Problem details —
Return all lines with the word "pirámides" in them.
-- Begin Supplied material --
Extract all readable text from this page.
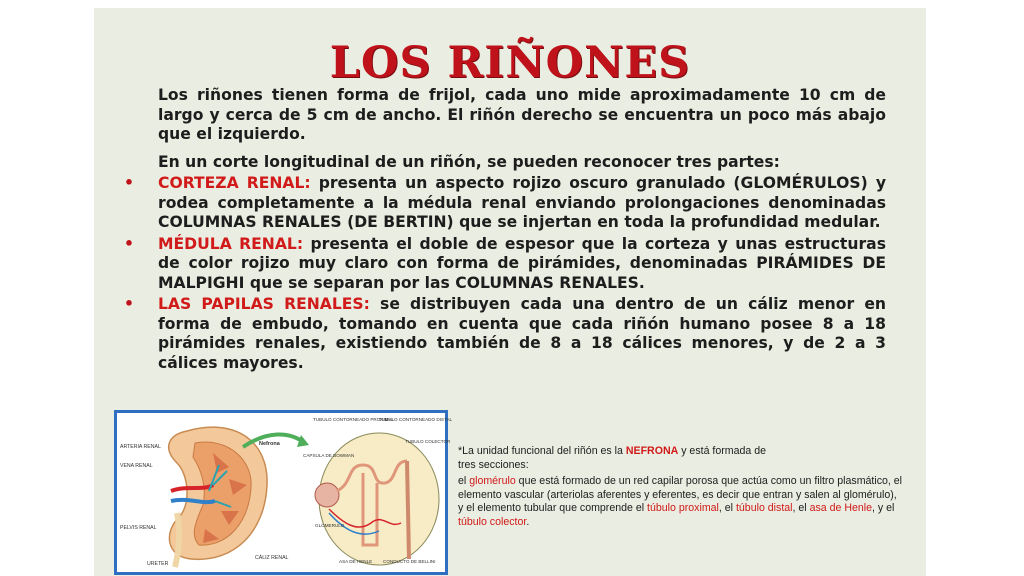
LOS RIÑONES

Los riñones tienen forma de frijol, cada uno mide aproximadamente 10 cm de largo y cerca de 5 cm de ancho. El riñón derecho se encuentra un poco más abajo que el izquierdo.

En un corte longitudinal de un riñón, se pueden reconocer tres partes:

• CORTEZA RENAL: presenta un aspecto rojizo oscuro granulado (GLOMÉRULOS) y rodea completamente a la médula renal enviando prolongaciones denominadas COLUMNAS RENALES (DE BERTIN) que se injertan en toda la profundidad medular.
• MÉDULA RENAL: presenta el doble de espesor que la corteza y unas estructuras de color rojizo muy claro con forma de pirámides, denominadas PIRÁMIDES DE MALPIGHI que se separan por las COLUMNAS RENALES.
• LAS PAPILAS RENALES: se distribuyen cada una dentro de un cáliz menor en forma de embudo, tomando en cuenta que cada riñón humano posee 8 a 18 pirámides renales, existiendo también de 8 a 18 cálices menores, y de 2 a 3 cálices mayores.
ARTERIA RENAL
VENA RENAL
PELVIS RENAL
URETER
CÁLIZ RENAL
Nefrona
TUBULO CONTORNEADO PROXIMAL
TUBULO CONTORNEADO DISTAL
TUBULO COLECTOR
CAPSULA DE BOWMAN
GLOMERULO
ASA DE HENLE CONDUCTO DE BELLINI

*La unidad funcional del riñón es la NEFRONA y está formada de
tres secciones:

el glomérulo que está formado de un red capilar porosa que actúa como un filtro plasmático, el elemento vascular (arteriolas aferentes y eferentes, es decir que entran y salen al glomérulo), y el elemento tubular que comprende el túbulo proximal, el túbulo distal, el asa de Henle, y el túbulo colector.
-- End Supplied material --
-- Begin Supplied material --
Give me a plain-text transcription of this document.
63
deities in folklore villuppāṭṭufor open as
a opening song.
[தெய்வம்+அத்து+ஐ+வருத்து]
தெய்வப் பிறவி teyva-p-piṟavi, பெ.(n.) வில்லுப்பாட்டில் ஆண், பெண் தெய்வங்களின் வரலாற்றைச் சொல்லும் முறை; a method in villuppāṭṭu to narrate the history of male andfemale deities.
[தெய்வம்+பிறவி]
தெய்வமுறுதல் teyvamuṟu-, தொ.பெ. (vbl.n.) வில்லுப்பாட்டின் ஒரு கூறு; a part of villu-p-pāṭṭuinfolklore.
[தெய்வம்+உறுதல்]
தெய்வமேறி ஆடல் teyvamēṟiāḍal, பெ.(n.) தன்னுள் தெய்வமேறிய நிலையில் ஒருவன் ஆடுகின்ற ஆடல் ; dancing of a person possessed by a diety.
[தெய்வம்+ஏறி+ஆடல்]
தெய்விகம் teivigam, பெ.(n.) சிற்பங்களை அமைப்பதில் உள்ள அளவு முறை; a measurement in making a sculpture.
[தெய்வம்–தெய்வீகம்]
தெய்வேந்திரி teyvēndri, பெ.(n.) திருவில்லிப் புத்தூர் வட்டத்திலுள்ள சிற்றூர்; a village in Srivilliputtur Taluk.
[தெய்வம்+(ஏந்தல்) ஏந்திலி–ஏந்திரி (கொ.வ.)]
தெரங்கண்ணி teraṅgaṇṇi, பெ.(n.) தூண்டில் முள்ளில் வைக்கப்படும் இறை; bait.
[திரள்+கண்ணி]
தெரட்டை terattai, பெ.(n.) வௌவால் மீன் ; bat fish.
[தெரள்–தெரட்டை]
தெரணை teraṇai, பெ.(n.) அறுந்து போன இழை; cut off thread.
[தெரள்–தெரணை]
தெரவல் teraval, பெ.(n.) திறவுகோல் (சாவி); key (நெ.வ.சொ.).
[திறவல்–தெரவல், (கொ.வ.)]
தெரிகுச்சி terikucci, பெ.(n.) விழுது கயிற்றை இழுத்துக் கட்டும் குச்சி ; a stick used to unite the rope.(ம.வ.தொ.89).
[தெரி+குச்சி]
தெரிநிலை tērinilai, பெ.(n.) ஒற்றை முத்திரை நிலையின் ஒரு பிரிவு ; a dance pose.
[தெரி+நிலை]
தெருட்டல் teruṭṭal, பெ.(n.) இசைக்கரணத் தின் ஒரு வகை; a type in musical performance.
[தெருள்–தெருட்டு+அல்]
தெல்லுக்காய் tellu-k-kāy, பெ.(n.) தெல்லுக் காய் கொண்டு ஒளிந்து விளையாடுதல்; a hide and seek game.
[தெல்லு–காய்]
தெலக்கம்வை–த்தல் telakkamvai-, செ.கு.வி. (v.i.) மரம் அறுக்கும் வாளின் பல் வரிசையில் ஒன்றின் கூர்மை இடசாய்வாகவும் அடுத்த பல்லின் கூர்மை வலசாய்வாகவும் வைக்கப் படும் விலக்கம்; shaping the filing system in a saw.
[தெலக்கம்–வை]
-- End Supplied material --
Written answer —
• MÉDULA RENAL: presenta el doble de espesor que la corteza y unas estructuras de color rojizo muy claro con forma de pirámides, denominadas PIRÁMIDES DE MALPIGHI que se separan por las COLUMNAS RENALES.
• LAS PAPILAS RENALES: se distribuyen cada una dentro de un cáliz menor en forma de embudo, tomando en cuenta que cada riñón humano posee 8 a 18 pirámides renales, existiendo también de 8 a 18 cálices menores, y de 2 a 3 cálices mayores.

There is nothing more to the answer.